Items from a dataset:
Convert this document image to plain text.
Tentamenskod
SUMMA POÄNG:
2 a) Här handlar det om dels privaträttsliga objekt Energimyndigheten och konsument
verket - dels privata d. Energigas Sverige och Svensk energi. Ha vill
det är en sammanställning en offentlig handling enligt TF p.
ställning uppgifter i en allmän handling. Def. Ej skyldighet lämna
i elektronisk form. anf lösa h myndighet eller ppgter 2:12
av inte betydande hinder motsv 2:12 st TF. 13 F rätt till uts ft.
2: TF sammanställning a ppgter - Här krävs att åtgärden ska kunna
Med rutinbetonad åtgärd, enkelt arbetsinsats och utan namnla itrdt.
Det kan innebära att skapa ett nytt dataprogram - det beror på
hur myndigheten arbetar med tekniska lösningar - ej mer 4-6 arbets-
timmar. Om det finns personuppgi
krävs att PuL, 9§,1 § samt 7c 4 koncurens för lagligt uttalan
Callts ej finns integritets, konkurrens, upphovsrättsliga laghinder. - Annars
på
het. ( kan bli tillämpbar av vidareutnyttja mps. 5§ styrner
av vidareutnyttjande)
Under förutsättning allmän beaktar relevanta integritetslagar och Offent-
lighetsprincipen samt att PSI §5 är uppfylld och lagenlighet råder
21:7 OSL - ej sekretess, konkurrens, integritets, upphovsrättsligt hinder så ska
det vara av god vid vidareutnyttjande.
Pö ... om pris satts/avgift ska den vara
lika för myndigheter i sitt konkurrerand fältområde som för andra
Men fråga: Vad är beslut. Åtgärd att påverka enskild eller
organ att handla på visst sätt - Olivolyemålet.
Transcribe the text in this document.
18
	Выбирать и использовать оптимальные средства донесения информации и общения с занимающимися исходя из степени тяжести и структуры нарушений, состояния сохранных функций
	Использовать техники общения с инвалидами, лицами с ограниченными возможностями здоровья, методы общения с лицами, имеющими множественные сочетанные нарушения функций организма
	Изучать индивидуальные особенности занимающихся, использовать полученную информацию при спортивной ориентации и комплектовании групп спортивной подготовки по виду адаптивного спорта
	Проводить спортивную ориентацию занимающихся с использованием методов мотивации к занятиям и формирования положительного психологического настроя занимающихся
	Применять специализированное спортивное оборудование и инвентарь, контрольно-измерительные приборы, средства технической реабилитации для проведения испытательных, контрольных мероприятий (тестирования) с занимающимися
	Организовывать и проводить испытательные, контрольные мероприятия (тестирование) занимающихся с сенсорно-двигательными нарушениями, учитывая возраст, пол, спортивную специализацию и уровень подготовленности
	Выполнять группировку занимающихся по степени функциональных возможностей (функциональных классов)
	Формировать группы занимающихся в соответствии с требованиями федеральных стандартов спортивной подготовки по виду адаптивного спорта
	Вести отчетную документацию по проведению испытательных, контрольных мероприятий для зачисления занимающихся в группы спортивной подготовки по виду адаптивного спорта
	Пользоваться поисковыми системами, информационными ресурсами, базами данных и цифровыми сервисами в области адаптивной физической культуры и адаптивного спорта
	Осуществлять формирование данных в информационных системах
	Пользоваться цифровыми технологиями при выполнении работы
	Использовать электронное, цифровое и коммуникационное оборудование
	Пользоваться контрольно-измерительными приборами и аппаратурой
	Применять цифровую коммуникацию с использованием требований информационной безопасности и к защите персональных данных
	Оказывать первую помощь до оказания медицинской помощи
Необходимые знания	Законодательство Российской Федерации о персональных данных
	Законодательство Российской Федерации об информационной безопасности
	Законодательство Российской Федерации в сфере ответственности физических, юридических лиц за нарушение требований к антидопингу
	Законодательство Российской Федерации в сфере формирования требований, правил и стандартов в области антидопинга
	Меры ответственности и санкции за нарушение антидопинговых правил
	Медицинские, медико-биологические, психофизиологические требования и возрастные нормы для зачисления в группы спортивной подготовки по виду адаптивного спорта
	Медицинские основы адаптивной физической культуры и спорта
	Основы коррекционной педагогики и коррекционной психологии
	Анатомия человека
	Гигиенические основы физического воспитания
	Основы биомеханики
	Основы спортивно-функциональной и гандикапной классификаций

## Your instructions
Copy all the entries verbatim.

## Answer below
Convert this document image to plain text.
Tentamenskod
SUMMA POÄNG:
2 a) Här handlar det om dels privaträttsliga objekt Energimyndigheten och konsument
verket - dels privata d. Energigas Sverige och Svensk energi. Ha vill
det är en sammanställning en offentlig handling enligt TF p.
ställning uppgifter i en allmän handling. Def. Ej skyldighet lämna
i elektronisk form. anf lösa h myndighet eller ppgter 2:12
av inte betydande hinder motsv 2:12 st TF. 13 F rätt till uts ft.
2: TF sammanställning a ppgter - Här krävs att åtgärden ska kunna
Med rutinbetonad åtgärd, enkelt arbetsinsats och utan namnla itrdt.
Det kan innebära att skapa ett nytt dataprogram - det beror på
hur myndigheten arbetar med tekniska lösningar - ej mer 4-6 arbets-
timmar. Om det finns personuppgi
krävs att PuL, 9§,1 § samt 7c 4 koncurens för lagligt uttalan
Callts ej finns integritets, konkurrens, upphovsrättsliga laghinder. - Annars
på
het. ( kan bli tillämpbar av vidareutnyttja mps. 5§ styrner
av vidareutnyttjande)
Under förutsättning allmän beaktar relevanta integritetslagar och Offent-
lighetsprincipen samt att PSI §5 är uppfylld och lagenlighet råder
21:7 OSL - ej sekretess, konkurrens, integritets, upphovsrättsligt hinder så ska
det vara av god vid vidareutnyttjande.
Pö ... om pris satts/avgift ska den vara
lika för myndigheter i sitt konkurrerand fältområde som för andra
Men fråga: Vad är beslut. Åtgärd att påverka enskild eller
organ att handla på visst sätt - Olivolyemålet.
Transcribe the text in this document.
18
	Выбирать и использовать оптимальные средства донесения информации и общения с занимающимися исходя из степени тяжести и структуры нарушений, состояния сохранных функций
	Использовать техники общения с инвалидами, лицами с ограниченными возможностями здоровья, методы общения с лицами, имеющими множественные сочетанные нарушения функций организма
	Изучать индивидуальные особенности занимающихся, использовать полученную информацию при спортивной ориентации и комплектовании групп спортивной подготовки по виду адаптивного спорта
	Проводить спортивную ориентацию занимающихся с использованием методов мотивации к занятиям и формирования положительного психологического настроя занимающихся
	Применять специализированное спортивное оборудование и инвентарь, контрольно-измерительные приборы, средства технической реабилитации для проведения испытательных, контрольных мероприятий (тестирования) с занимающимися
	Организовывать и проводить испытательные, контрольные мероприятия (тестирование) занимающихся с сенсорно-двигательными нарушениями, учитывая возраст, пол, спортивную специализацию и уровень подготовленности
	Выполнять группировку занимающихся по степени функциональных возможностей (функциональных классов)
	Формировать группы занимающихся в соответствии с требованиями федеральных стандартов спортивной подготовки по виду адаптивного спорта
	Вести отчетную документацию по проведению испытательных, контрольных мероприятий для зачисления занимающихся в группы спортивной подготовки по виду адаптивного спорта
	Пользоваться поисковыми системами, информационными ресурсами, базами данных и цифровыми сервисами в области адаптивной физической культуры и адаптивного спорта
	Осуществлять формирование данных в информационных системах
	Пользоваться цифровыми технологиями при выполнении работы
	Использовать электронное, цифровое и коммуникационное оборудование
	Пользоваться контрольно-измерительными приборами и аппаратурой
	Применять цифровую коммуникацию с использованием требований информационной безопасности и к защите персональных данных
	Оказывать первую помощь до оказания медицинской помощи
Необходимые знания	Законодательство Российской Федерации о персональных данных
	Законодательство Российской Федерации об информационной безопасности
	Законодательство Российской Федерации в сфере ответственности физических, юридических лиц за нарушение требований к антидопингу
	Законодательство Российской Федерации в сфере формирования требований, правил и стандартов в области антидопинга
	Меры ответственности и санкции за нарушение антидопинговых правил
	Медицинские, медико-биологические, психофизиологические требования и возрастные нормы для зачисления в группы спортивной подготовки по виду адаптивного спорта
	Медицинские основы адаптивной физической культуры и спорта
	Основы коррекционной педагогики и коррекционной психологии
	Анатомия человека
	Гигиенические основы физического воспитания
	Основы биомеханики
	Основы спортивно-функциональной и гандикапной классификаций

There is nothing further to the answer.